> **The task**: Please repeat all of the listing exactly.

> **Task inputs**:
** start **
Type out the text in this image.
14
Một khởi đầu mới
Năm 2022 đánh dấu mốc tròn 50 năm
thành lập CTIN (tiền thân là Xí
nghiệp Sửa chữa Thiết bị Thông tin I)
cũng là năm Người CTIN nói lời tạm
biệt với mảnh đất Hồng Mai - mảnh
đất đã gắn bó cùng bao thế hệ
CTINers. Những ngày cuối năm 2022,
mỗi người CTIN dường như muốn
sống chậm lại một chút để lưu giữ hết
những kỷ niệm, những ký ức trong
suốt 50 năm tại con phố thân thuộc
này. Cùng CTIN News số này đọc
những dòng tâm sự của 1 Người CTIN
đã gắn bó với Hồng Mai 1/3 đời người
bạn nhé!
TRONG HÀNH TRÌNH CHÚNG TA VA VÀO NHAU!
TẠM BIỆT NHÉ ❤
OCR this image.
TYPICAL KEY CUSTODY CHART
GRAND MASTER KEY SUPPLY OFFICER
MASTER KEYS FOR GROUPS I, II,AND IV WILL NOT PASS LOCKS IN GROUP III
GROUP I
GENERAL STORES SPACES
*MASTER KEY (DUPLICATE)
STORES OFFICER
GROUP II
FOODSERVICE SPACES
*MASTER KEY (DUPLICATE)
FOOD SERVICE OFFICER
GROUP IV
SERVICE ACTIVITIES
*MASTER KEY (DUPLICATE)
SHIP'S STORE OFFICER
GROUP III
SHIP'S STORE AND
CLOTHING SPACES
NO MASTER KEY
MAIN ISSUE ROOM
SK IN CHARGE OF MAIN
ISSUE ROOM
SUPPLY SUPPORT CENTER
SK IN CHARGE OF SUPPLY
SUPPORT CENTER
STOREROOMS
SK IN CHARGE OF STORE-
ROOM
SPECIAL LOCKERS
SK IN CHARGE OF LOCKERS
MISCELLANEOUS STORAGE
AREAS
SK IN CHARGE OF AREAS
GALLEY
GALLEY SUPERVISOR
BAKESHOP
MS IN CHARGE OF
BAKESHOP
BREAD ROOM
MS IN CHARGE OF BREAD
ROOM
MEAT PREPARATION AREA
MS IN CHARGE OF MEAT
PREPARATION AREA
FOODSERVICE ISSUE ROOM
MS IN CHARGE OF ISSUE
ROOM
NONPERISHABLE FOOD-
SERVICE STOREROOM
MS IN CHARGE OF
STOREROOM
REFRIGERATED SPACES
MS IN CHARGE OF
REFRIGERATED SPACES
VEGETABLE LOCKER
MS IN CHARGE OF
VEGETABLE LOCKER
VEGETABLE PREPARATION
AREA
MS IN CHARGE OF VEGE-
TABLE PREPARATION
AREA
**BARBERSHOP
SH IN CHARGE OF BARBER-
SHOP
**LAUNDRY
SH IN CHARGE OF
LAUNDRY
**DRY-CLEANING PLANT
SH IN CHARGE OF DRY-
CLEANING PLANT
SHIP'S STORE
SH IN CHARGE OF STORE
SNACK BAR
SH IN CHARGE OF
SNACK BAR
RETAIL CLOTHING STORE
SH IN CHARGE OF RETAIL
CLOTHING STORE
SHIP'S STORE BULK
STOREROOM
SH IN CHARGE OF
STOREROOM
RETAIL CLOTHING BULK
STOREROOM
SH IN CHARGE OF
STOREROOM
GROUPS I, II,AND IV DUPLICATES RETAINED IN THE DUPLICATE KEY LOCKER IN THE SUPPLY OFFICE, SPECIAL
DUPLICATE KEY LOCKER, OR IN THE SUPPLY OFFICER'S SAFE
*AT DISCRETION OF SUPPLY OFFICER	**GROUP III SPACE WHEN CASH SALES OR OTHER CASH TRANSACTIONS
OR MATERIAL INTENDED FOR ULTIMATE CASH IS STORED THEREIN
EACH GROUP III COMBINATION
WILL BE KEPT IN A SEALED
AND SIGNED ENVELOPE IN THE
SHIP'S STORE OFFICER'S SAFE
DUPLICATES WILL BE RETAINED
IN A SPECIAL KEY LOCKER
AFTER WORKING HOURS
** end **
> **Result**:
Type out the text in this image.
14
Một khởi đầu mới
Năm 2022 đánh dấu mốc tròn 50 năm
thành lập CTIN (tiền thân là Xí
nghiệp Sửa chữa Thiết bị Thông tin I)
cũng là năm Người CTIN nói lời tạm
biệt với mảnh đất Hồng Mai - mảnh
đất đã gắn bó cùng bao thế hệ
CTINers. Những ngày cuối năm 2022,
mỗi người CTIN dường như muốn
sống chậm lại một chút để lưu giữ hết
những kỷ niệm, những ký ức trong
suốt 50 năm tại con phố thân thuộc
này. Cùng CTIN News số này đọc
những dòng tâm sự của 1 Người CTIN
đã gắn bó với Hồng Mai 1/3 đời người
bạn nhé!
TRONG HÀNH TRÌNH CHÚNG TA VA VÀO NHAU!
TẠM BIỆT NHÉ ❤
OCR this image.
TYPICAL KEY CUSTODY CHART
GRAND MASTER KEY SUPPLY OFFICER
MASTER KEYS FOR GROUPS I, II,AND IV WILL NOT PASS LOCKS IN GROUP III
GROUP I
GENERAL STORES SPACES
*MASTER KEY (DUPLICATE)
STORES OFFICER
GROUP II
FOODSERVICE SPACES
*MASTER KEY (DUPLICATE)
FOOD SERVICE OFFICER
GROUP IV
SERVICE ACTIVITIES
*MASTER KEY (DUPLICATE)
SHIP'S STORE OFFICER
GROUP III
SHIP'S STORE AND
CLOTHING SPACES
NO MASTER KEY
MAIN ISSUE ROOM
SK IN CHARGE OF MAIN
ISSUE ROOM
SUPPLY SUPPORT CENTER
SK IN CHARGE OF SUPPLY
SUPPORT CENTER
STOREROOMS
SK IN CHARGE OF STORE-
ROOM
SPECIAL LOCKERS
SK IN CHARGE OF LOCKERS
MISCELLANEOUS STORAGE
AREAS
SK IN CHARGE OF AREAS
GALLEY
GALLEY SUPERVISOR
BAKESHOP
MS IN CHARGE OF
BAKESHOP
BREAD ROOM
MS IN CHARGE OF BREAD
ROOM
MEAT PREPARATION AREA
MS IN CHARGE OF MEAT
PREPARATION AREA
FOODSERVICE ISSUE ROOM
MS IN CHARGE OF ISSUE
ROOM
NONPERISHABLE FOOD-
SERVICE STOREROOM
MS IN CHARGE OF
STOREROOM
REFRIGERATED SPACES
MS IN CHARGE OF
REFRIGERATED SPACES
VEGETABLE LOCKER
MS IN CHARGE OF
VEGETABLE LOCKER
VEGETABLE PREPARATION
AREA
MS IN CHARGE OF VEGE-
TABLE PREPARATION
AREA
**BARBERSHOP
SH IN CHARGE OF BARBER-
SHOP
**LAUNDRY
SH IN CHARGE OF
LAUNDRY
**DRY-CLEANING PLANT
SH IN CHARGE OF DRY-
CLEANING PLANT
SHIP'S STORE
SH IN CHARGE OF STORE
SNACK BAR
SH IN CHARGE OF
SNACK BAR
RETAIL CLOTHING STORE
SH IN CHARGE OF RETAIL
CLOTHING STORE
SHIP'S STORE BULK
STOREROOM
SH IN CHARGE OF
STOREROOM
RETAIL CLOTHING BULK
STOREROOM
SH IN CHARGE OF
STOREROOM
GROUPS I, II,AND IV DUPLICATES RETAINED IN THE DUPLICATE KEY LOCKER IN THE SUPPLY OFFICE, SPECIAL
DUPLICATE KEY LOCKER, OR IN THE SUPPLY OFFICER'S SAFE
*AT DISCRETION OF SUPPLY OFFICER	**GROUP III SPACE WHEN CASH SALES OR OTHER CASH TRANSACTIONS
OR MATERIAL INTENDED FOR ULTIMATE CASH IS STORED THEREIN
EACH GROUP III COMBINATION
WILL BE KEPT IN A SEALED
AND SIGNED ENVELOPE IN THE
SHIP'S STORE OFFICER'S SAFE
DUPLICATES WILL BE RETAINED
IN A SPECIAL KEY LOCKER
AFTER WORKING HOURS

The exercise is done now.